(Collected data)
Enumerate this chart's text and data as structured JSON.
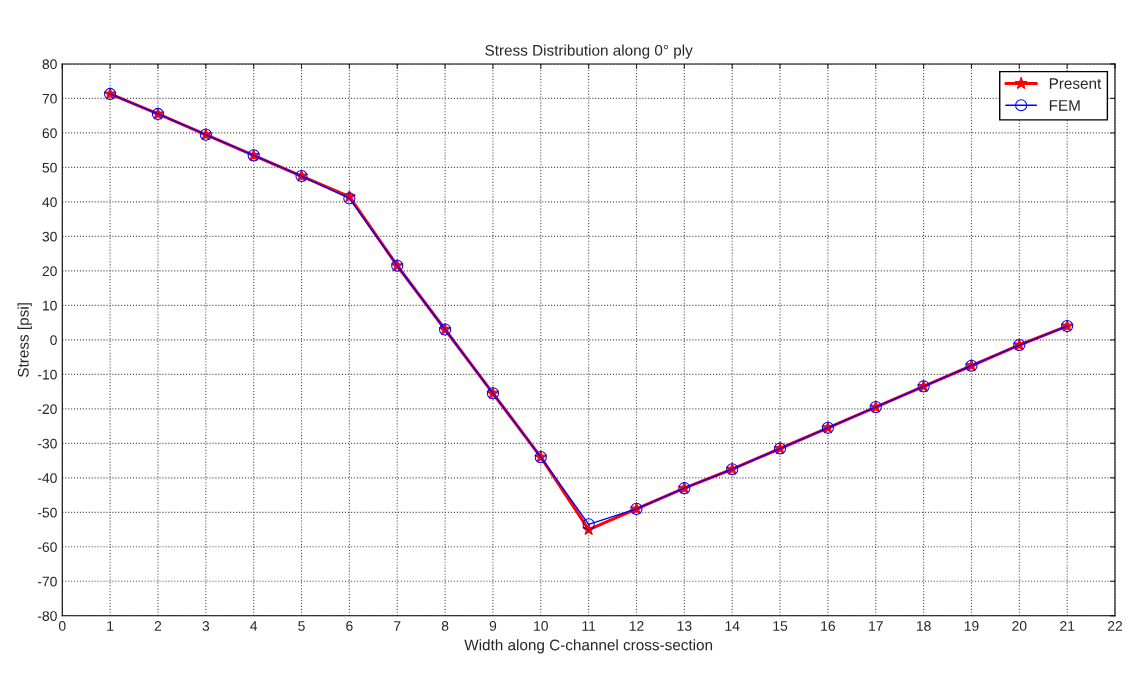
{
  "chart_data": {
    "type": "line",
    "title": "Stress Distribution along 0° ply",
    "xlabel": "Width along C-channel cross-section",
    "ylabel": "Stress [psi]",
    "x": [
      1,
      2,
      3,
      4,
      5,
      6,
      7,
      8,
      9,
      10,
      11,
      12,
      13,
      14,
      15,
      16,
      17,
      18,
      19,
      20,
      21
    ],
    "series": [
      {
        "name": "Present",
        "color": "#ff0000",
        "marker": "star",
        "line_style": "solid",
        "values": [
          71.3,
          65.5,
          59.5,
          53.5,
          47.5,
          41.5,
          21.5,
          3,
          -15.5,
          -34,
          -55,
          -49,
          -43,
          -37.5,
          -31.5,
          -25.5,
          -19.5,
          -13.5,
          -7.5,
          -1.5,
          4
        ]
      },
      {
        "name": "FEM",
        "color": "#0000ff",
        "marker": "circle",
        "line_style": "solid",
        "values": [
          71.3,
          65.5,
          59.5,
          53.5,
          47.5,
          41,
          21.5,
          3,
          -15.5,
          -34,
          -53.5,
          -49,
          -43,
          -37.5,
          -31.5,
          -25.5,
          -19.5,
          -13.5,
          -7.5,
          -1.5,
          4
        ]
      }
    ],
    "xlim": [
      0,
      22
    ],
    "xticks": [
      0,
      1,
      2,
      3,
      4,
      5,
      6,
      7,
      8,
      9,
      10,
      11,
      12,
      13,
      14,
      15,
      16,
      17,
      18,
      19,
      20,
      21,
      22
    ],
    "ylim": [
      -80,
      80
    ],
    "yticks": [
      -80,
      -70,
      -60,
      -50,
      -40,
      -30,
      -20,
      -10,
      0,
      10,
      20,
      30,
      40,
      50,
      60,
      70,
      80
    ],
    "grid": true,
    "legend": "top right"
  }
}
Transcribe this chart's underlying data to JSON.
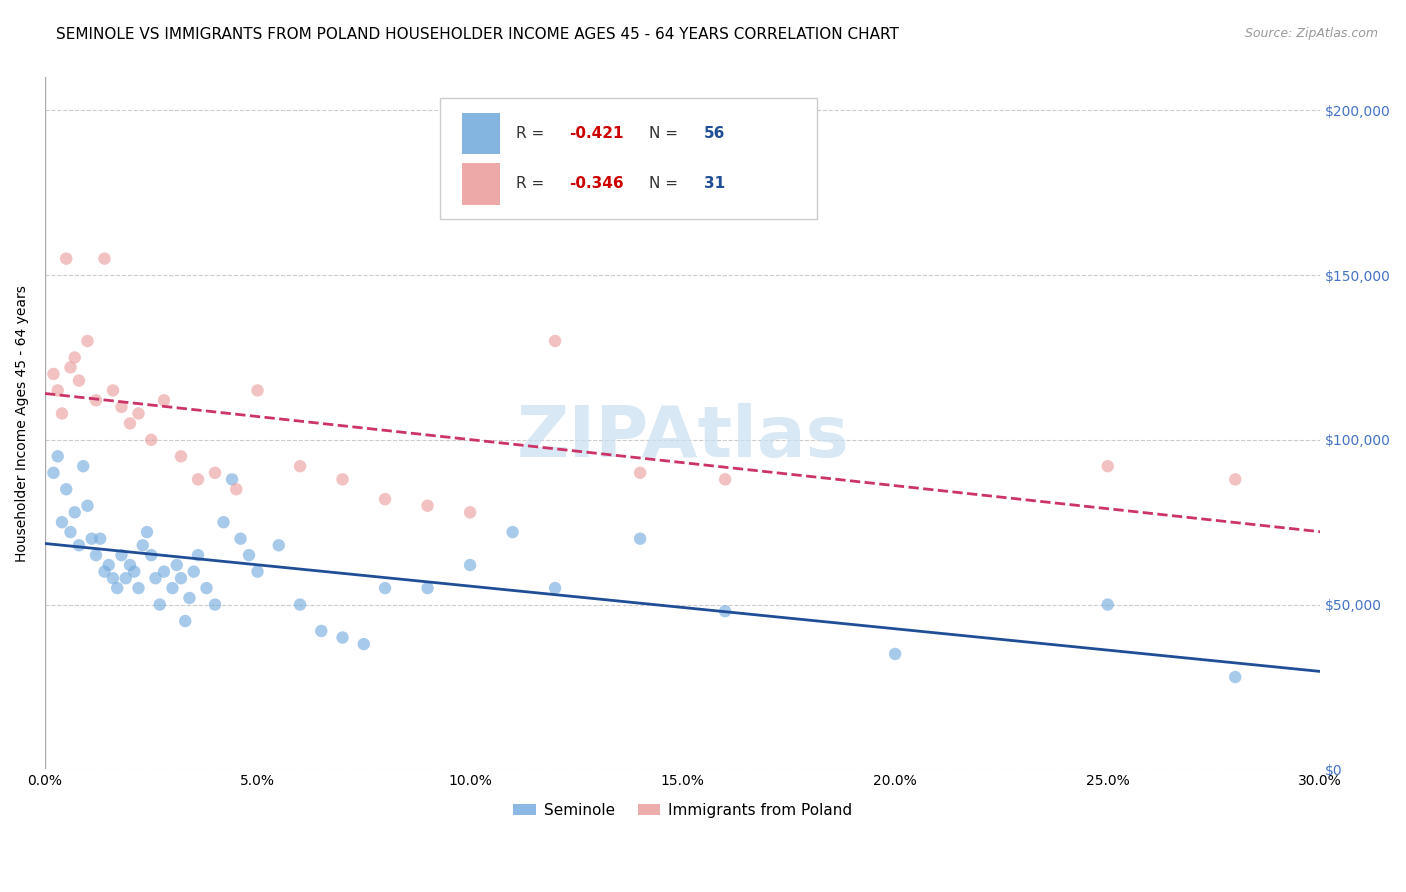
{
  "title": "SEMINOLE VS IMMIGRANTS FROM POLAND HOUSEHOLDER INCOME AGES 45 - 64 YEARS CORRELATION CHART",
  "source": "Source: ZipAtlas.com",
  "ylabel": "Householder Income Ages 45 - 64 years",
  "xlabel_ticks": [
    "0.0%",
    "5.0%",
    "10.0%",
    "15.0%",
    "20.0%",
    "25.0%",
    "30.0%"
  ],
  "xlabel_vals": [
    0.0,
    0.05,
    0.1,
    0.15,
    0.2,
    0.25,
    0.3
  ],
  "ylim": [
    0,
    210000
  ],
  "xlim": [
    0.0,
    0.3
  ],
  "ytick_vals": [
    0,
    50000,
    100000,
    150000,
    200000
  ],
  "seminole_color": "#6fa8dc",
  "poland_color": "#ea9999",
  "seminole_line_color": "#1f4e96",
  "poland_line_color": "#cc3366",
  "background_color": "#ffffff",
  "grid_color": "#cccccc",
  "r_color": "#cc0000",
  "n_color": "#1f4e96",
  "legend_r_seminole": "-0.421",
  "legend_n_seminole": "56",
  "legend_r_poland": "-0.346",
  "legend_n_poland": "31",
  "seminole_x": [
    0.002,
    0.003,
    0.004,
    0.005,
    0.006,
    0.007,
    0.008,
    0.009,
    0.01,
    0.011,
    0.012,
    0.013,
    0.014,
    0.015,
    0.016,
    0.017,
    0.018,
    0.019,
    0.02,
    0.021,
    0.022,
    0.023,
    0.024,
    0.025,
    0.026,
    0.027,
    0.028,
    0.03,
    0.031,
    0.032,
    0.033,
    0.034,
    0.035,
    0.036,
    0.038,
    0.04,
    0.042,
    0.044,
    0.046,
    0.048,
    0.05,
    0.055,
    0.06,
    0.065,
    0.07,
    0.075,
    0.08,
    0.09,
    0.1,
    0.11,
    0.12,
    0.14,
    0.16,
    0.2,
    0.25,
    0.28
  ],
  "seminole_y": [
    90000,
    95000,
    75000,
    85000,
    72000,
    78000,
    68000,
    92000,
    80000,
    70000,
    65000,
    70000,
    60000,
    62000,
    58000,
    55000,
    65000,
    58000,
    62000,
    60000,
    55000,
    68000,
    72000,
    65000,
    58000,
    50000,
    60000,
    55000,
    62000,
    58000,
    45000,
    52000,
    60000,
    65000,
    55000,
    50000,
    75000,
    88000,
    70000,
    65000,
    60000,
    68000,
    50000,
    42000,
    40000,
    38000,
    55000,
    55000,
    62000,
    72000,
    55000,
    70000,
    48000,
    35000,
    50000,
    28000
  ],
  "poland_x": [
    0.002,
    0.003,
    0.004,
    0.005,
    0.006,
    0.007,
    0.008,
    0.01,
    0.012,
    0.014,
    0.016,
    0.018,
    0.02,
    0.022,
    0.025,
    0.028,
    0.032,
    0.036,
    0.04,
    0.045,
    0.05,
    0.06,
    0.07,
    0.08,
    0.09,
    0.1,
    0.12,
    0.14,
    0.16,
    0.25,
    0.28
  ],
  "poland_y": [
    120000,
    115000,
    108000,
    155000,
    122000,
    125000,
    118000,
    130000,
    112000,
    155000,
    115000,
    110000,
    105000,
    108000,
    100000,
    112000,
    95000,
    88000,
    90000,
    85000,
    115000,
    92000,
    88000,
    82000,
    80000,
    78000,
    130000,
    90000,
    88000,
    92000,
    88000
  ],
  "title_fontsize": 11,
  "axis_label_fontsize": 10,
  "tick_fontsize": 10,
  "legend_fontsize": 11,
  "source_fontsize": 9,
  "marker_size": 80,
  "marker_alpha": 0.6,
  "line_width": 2.0,
  "watermark_text": "ZIPAtlas",
  "watermark_color": "#c8dff0",
  "watermark_fontsize": 52
}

◆ WHAT TO PRODUCE ◆
Quote the material exactly. Pictures stay out.

◆ EXERCISE OUTPUT ◆
Enumerate this chart's text and data as structured JSON.
{
  "chart_data": {
    "type": "line",
    "title": "Stress Distribution along 0° ply",
    "xlabel": "Width along C-channel cross-section",
    "ylabel": "Stress [psi]",
    "x": [
      1,
      2,
      3,
      4,
      5,
      6,
      7,
      8,
      9,
      10,
      11,
      12,
      13,
      14,
      15,
      16,
      17,
      18,
      19,
      20,
      21
    ],
    "series": [
      {
        "name": "Present",
        "color": "#ff0000",
        "marker": "star",
        "line_style": "solid",
        "values": [
          71.3,
          65.5,
          59.5,
          53.5,
          47.5,
          41.5,
          21.5,
          3,
          -15.5,
          -34,
          -55,
          -49,
          -43,
          -37.5,
          -31.5,
          -25.5,
          -19.5,
          -13.5,
          -7.5,
          -1.5,
          4
        ]
      },
      {
        "name": "FEM",
        "color": "#0000ff",
        "marker": "circle",
        "line_style": "solid",
        "values": [
          71.3,
          65.5,
          59.5,
          53.5,
          47.5,
          41,
          21.5,
          3,
          -15.5,
          -34,
          -53.5,
          -49,
          -43,
          -37.5,
          -31.5,
          -25.5,
          -19.5,
          -13.5,
          -7.5,
          -1.5,
          4
        ]
      }
    ],
    "xlim": [
      0,
      22
    ],
    "xticks": [
      0,
      1,
      2,
      3,
      4,
      5,
      6,
      7,
      8,
      9,
      10,
      11,
      12,
      13,
      14,
      15,
      16,
      17,
      18,
      19,
      20,
      21,
      22
    ],
    "ylim": [
      -80,
      80
    ],
    "yticks": [
      -80,
      -70,
      -60,
      -50,
      -40,
      -30,
      -20,
      -10,
      0,
      10,
      20,
      30,
      40,
      50,
      60,
      70,
      80
    ],
    "grid": true,
    "legend": "top right"
  }
}
Transcribe this chart's underlying data to JSON.
{
  "title": "SEMINOLE VS IMMIGRANTS FROM POLAND HOUSEHOLDER INCOME AGES 45 - 64 YEARS CORRELATION CHART",
  "source": "Source: ZipAtlas.com",
  "ylabel": "Householder Income Ages 45 - 64 years",
  "xlabel_ticks": [
    "0.0%",
    "5.0%",
    "10.0%",
    "15.0%",
    "20.0%",
    "25.0%",
    "30.0%"
  ],
  "xlabel_vals": [
    0.0,
    0.05,
    0.1,
    0.15,
    0.2,
    0.25,
    0.3
  ],
  "ylim": [
    0,
    210000
  ],
  "xlim": [
    0.0,
    0.3
  ],
  "ytick_vals": [
    0,
    50000,
    100000,
    150000,
    200000
  ],
  "seminole_color": "#6fa8dc",
  "poland_color": "#ea9999",
  "seminole_line_color": "#1f4e96",
  "poland_line_color": "#cc3366",
  "background_color": "#ffffff",
  "grid_color": "#cccccc",
  "r_color": "#cc0000",
  "n_color": "#1f4e96",
  "legend_r_seminole": "-0.421",
  "legend_n_seminole": "56",
  "legend_r_poland": "-0.346",
  "legend_n_poland": "31",
  "seminole_x": [
    0.002,
    0.003,
    0.004,
    0.005,
    0.006,
    0.007,
    0.008,
    0.009,
    0.01,
    0.011,
    0.012,
    0.013,
    0.014,
    0.015,
    0.016,
    0.017,
    0.018,
    0.019,
    0.02,
    0.021,
    0.022,
    0.023,
    0.024,
    0.025,
    0.026,
    0.027,
    0.028,
    0.03,
    0.031,
    0.032,
    0.033,
    0.034,
    0.035,
    0.036,
    0.038,
    0.04,
    0.042,
    0.044,
    0.046,
    0.048,
    0.05,
    0.055,
    0.06,
    0.065,
    0.07,
    0.075,
    0.08,
    0.09,
    0.1,
    0.11,
    0.12,
    0.14,
    0.16,
    0.2,
    0.25,
    0.28
  ],
  "seminole_y": [
    90000,
    95000,
    75000,
    85000,
    72000,
    78000,
    68000,
    92000,
    80000,
    70000,
    65000,
    70000,
    60000,
    62000,
    58000,
    55000,
    65000,
    58000,
    62000,
    60000,
    55000,
    68000,
    72000,
    65000,
    58000,
    50000,
    60000,
    55000,
    62000,
    58000,
    45000,
    52000,
    60000,
    65000,
    55000,
    50000,
    75000,
    88000,
    70000,
    65000,
    60000,
    68000,
    50000,
    42000,
    40000,
    38000,
    55000,
    55000,
    62000,
    72000,
    55000,
    70000,
    48000,
    35000,
    50000,
    28000
  ],
  "poland_x": [
    0.002,
    0.003,
    0.004,
    0.005,
    0.006,
    0.007,
    0.008,
    0.01,
    0.012,
    0.014,
    0.016,
    0.018,
    0.02,
    0.022,
    0.025,
    0.028,
    0.032,
    0.036,
    0.04,
    0.045,
    0.05,
    0.06,
    0.07,
    0.08,
    0.09,
    0.1,
    0.12,
    0.14,
    0.16,
    0.25,
    0.28
  ],
  "poland_y": [
    120000,
    115000,
    108000,
    155000,
    122000,
    125000,
    118000,
    130000,
    112000,
    155000,
    115000,
    110000,
    105000,
    108000,
    100000,
    112000,
    95000,
    88000,
    90000,
    85000,
    115000,
    92000,
    88000,
    82000,
    80000,
    78000,
    130000,
    90000,
    88000,
    92000,
    88000
  ],
  "title_fontsize": 11,
  "axis_label_fontsize": 10,
  "tick_fontsize": 10,
  "legend_fontsize": 11,
  "source_fontsize": 9,
  "marker_size": 80,
  "marker_alpha": 0.6,
  "line_width": 2.0,
  "watermark_text": "ZIPAtlas",
  "watermark_color": "#c8dff0",
  "watermark_fontsize": 52
}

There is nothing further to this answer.